Documentfragment =>
Ga direct naar de content

Kenniseconomie: meten is weten?

Geplaatst als type:
Geschreven door:
Gepubliceerd om: maart 9 2001

Kenniseconomie: meten is weten?
Aute ur(s ):
Los, B. (auteur)
De auteur is werkzaam b ij de Faculteit der Economische Wetenschappen van de Rijksuniversiteit Groningen; De auteur b edankt Gerhard Meinen
voor zijn nuttige commentaar.
Ve rs che ne n in:
ESB, 86e jaargang, nr. 4299, pagina D3, 15 maart 2001 (datum)
Rubrie k :
Dossier: Vernieuw ende Statistieken
Tre fw oord(e n):
kenniskapitaal

Kenniskapitaal laat zich moeilijk in statistieken vangen. Hoe meet je een innovatie? Hoe kan de productiviteitswinst door onderwijs
in beeld worden gebracht? Het CBS heeft al diverse knelpunten opgelost en de auteur denkt mee over nieuwe mogelijkheden.
Wat maakt de huidige kenniseconomie anders dan de economie van vroeger? Veel economen zullen deze vraag beantwoorden met de
opmerking dat de traditionele productiefactoren arbeid en kapitaal enigszins naar de achtergrond zijn gedrongen door
kennisgerelateerde productiefactoren als nieuwe technologie en menselijk kapitaal. Investeringen in deze nieuwe factoren blijken van
immens belang voor het succes of falen van bedrijven, sectoren, regio’s en landen. Dit is een belangrijk type investeringen, maar het
meten van het rendement ervan blijkt nieuwe problemen met zich mee te brengen. In deze bijdrage wordt gepoogd aan te geven met
welke problemen empirisch georiënteerde economen in dit onderzoeksveld worstelen en welke belangrijke bijdragen statistici zouden
kunnen leveren.

Aangeleverde gegevens =>
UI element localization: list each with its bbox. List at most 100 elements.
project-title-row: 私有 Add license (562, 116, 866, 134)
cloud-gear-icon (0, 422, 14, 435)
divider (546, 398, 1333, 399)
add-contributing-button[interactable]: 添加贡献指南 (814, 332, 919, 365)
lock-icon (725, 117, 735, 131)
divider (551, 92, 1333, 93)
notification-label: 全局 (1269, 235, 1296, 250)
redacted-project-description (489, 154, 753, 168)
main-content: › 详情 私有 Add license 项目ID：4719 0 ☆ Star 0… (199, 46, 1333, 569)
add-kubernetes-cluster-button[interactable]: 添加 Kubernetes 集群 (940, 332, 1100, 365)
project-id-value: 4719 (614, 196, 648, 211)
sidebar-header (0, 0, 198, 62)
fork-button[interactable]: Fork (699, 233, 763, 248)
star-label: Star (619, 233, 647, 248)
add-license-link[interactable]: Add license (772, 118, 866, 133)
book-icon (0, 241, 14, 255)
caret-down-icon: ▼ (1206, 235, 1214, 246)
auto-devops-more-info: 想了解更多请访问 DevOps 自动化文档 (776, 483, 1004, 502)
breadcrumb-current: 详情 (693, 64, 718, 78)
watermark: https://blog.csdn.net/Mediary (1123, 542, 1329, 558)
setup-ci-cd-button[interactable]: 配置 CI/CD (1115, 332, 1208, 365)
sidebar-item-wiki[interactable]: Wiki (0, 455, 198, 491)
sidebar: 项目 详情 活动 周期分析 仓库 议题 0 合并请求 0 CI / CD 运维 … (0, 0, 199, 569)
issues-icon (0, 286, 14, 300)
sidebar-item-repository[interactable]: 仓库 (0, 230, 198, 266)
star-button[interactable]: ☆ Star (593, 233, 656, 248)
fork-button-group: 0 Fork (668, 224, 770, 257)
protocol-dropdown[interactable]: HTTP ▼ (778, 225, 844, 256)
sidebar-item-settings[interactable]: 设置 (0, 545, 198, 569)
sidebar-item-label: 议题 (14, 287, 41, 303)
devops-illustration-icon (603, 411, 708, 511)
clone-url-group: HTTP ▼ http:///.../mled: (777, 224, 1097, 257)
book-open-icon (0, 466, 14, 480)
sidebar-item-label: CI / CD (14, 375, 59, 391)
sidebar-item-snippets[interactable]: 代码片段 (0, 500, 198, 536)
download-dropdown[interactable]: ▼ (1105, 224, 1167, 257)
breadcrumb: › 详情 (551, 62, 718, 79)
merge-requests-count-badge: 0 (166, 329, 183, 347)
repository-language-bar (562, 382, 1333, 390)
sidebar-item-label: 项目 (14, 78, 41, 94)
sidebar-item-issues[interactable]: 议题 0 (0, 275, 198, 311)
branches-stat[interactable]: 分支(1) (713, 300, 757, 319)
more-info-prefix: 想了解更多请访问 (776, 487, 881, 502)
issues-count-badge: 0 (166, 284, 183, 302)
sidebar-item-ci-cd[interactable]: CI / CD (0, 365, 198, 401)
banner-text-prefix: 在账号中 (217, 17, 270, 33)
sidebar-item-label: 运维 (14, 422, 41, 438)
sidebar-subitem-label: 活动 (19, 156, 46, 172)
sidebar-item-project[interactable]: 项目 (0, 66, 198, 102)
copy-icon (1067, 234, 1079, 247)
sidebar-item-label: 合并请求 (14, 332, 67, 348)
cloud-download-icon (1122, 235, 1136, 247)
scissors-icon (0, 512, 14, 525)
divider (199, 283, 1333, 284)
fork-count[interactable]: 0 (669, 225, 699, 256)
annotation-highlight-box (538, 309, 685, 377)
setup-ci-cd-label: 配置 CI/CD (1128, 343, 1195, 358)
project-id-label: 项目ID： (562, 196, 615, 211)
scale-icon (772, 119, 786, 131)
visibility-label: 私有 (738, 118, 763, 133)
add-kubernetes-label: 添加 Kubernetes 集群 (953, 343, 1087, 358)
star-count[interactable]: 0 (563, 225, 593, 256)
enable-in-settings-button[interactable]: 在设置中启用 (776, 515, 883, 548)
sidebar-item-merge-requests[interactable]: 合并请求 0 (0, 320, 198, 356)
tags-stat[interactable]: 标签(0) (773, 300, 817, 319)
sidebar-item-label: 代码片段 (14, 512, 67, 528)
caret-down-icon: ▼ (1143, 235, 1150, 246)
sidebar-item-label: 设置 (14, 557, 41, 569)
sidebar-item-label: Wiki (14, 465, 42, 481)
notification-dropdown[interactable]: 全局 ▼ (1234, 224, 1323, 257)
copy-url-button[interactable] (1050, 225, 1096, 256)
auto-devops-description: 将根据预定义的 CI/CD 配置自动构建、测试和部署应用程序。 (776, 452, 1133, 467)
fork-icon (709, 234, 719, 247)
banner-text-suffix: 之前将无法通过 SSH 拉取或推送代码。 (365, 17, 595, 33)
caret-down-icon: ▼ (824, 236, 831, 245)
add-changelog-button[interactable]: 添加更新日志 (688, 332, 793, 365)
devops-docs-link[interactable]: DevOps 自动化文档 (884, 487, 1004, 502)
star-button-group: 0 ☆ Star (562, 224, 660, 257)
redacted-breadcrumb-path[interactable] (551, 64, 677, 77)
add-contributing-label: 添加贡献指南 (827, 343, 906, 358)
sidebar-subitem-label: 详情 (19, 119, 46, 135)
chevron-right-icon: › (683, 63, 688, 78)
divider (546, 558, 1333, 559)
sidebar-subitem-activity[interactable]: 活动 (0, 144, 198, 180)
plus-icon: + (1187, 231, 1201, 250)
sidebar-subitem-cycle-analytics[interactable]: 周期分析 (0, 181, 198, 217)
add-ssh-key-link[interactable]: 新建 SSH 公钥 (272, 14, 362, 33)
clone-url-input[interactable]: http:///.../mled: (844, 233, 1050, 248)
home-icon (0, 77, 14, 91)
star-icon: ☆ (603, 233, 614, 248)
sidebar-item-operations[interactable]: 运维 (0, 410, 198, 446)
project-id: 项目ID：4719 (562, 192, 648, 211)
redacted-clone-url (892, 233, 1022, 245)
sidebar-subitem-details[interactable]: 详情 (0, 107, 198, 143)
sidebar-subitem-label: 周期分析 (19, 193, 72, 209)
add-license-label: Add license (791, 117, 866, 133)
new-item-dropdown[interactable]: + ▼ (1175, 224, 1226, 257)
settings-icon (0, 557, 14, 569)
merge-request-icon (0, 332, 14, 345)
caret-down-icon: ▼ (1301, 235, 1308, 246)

Opdrachten =>
(a) Bewerk alsjeblieft het deel van de tekst over kenniskapitaal dat begint bij de woorden met "Wat maakt de" en eindigt op "kunnen leveren.": geef het opnieuw weer met "menselijk kapitaal" vervangen door "intellectueel kapitaal".
(b) Welke traditionele productiefactoren zijn volgens de tekst over kenniskapitaal enigszins naar de achtergrond gedrongen?
De regels komen uit een andere bron.

Oplossingen =>
(a)
Wat maakt de huidige kenniseconomie anders dan de economie van vroeger? Veel economen zullen deze vraag beantwoorden met de
opmerking dat de traditionele productiefactoren arbeid en kapitaal enigszins naar de achtergrond zijn gedrongen door
kennisgerelateerde productiefactoren als nieuwe technologie en intellectueel kapitaal. Investeringen in deze nieuwe factoren blijken van
immens belang voor het succes of falen van bedrijven, sectoren, regio’s en landen. Dit is een belangrijk type investeringen, maar het
meten van het rendement ervan blijkt nieuwe problemen met zich mee te brengen. In deze bijdrage wordt gepoogd aan te geven met
welke problemen empirisch georiënteerde economen in dit onderzoeksveld worstelen en welke belangrijke bijdragen statistici zouden
kunnen leveren.

(b) Arbeid en kapitaal.